SHORT PROBLEM = With the images removed, repeat the data below exactly.

(Saved entries)
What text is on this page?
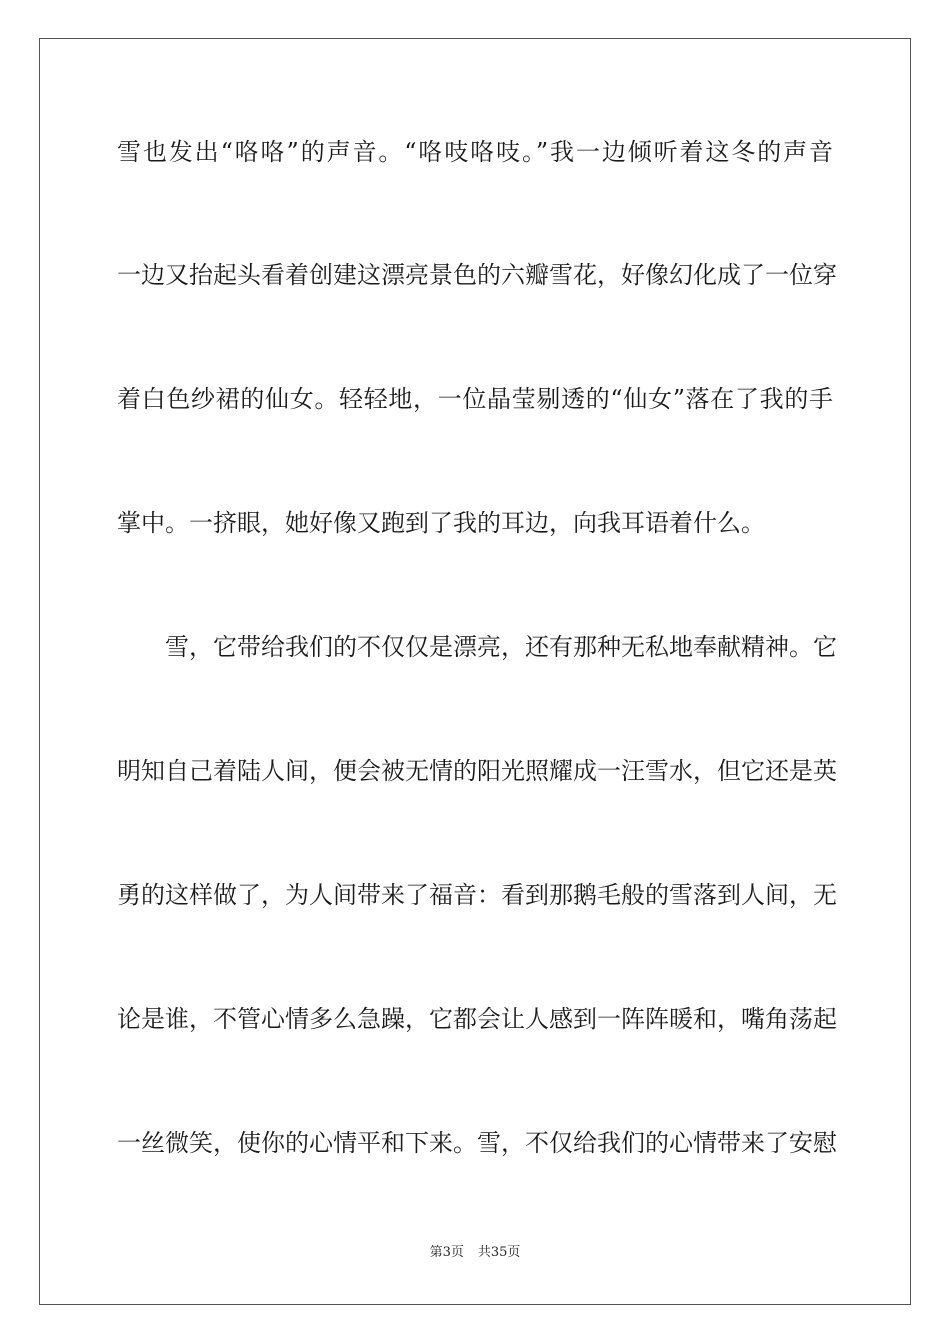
雪也发出“咯咯”的声音。“咯吱咯吱。”我一边倾听着这冬的声音
一边又抬起头看着创建这漂亮景色的六瓣雪花，好像幻化成了一位穿
着白色纱裙的仙女。轻轻地，一位晶莹剔透的“仙女”落在了我的手
掌中。一挤眼，她好像又跑到了我的耳边，向我耳语着什么。
雪，它带给我们的不仅仅是漂亮，还有那种无私地奉献精神。它
明知自己着陆人间，便会被无情的阳光照耀成一汪雪水，但它还是英
勇的这样做了，为人间带来了福音：看到那鹅毛般的雪落到人间，无
论是谁，不管心情多么急躁，它都会让人感到一阵阵暖和，嘴角荡起
一丝微笑，使你的心情平和下来。雪，不仅给我们的心情带来了安慰
第3页 共35页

SOLUTION TO THE PROBLEM =
What text is on this page?
雪也发出“咯咯”的声音。“咯吱咯吱。”我一边倾听着这冬的声音
一边又抬起头看着创建这漂亮景色的六瓣雪花，好像幻化成了一位穿
着白色纱裙的仙女。轻轻地，一位晶莹剔透的“仙女”落在了我的手
掌中。一挤眼，她好像又跑到了我的耳边，向我耳语着什么。
雪，它带给我们的不仅仅是漂亮，还有那种无私地奉献精神。它
明知自己着陆人间，便会被无情的阳光照耀成一汪雪水，但它还是英
勇的这样做了，为人间带来了福音：看到那鹅毛般的雪落到人间，无
论是谁，不管心情多么急躁，它都会让人感到一阵阵暖和，嘴角荡起
一丝微笑，使你的心情平和下来。雪，不仅给我们的心情带来了安慰
第3页 共35页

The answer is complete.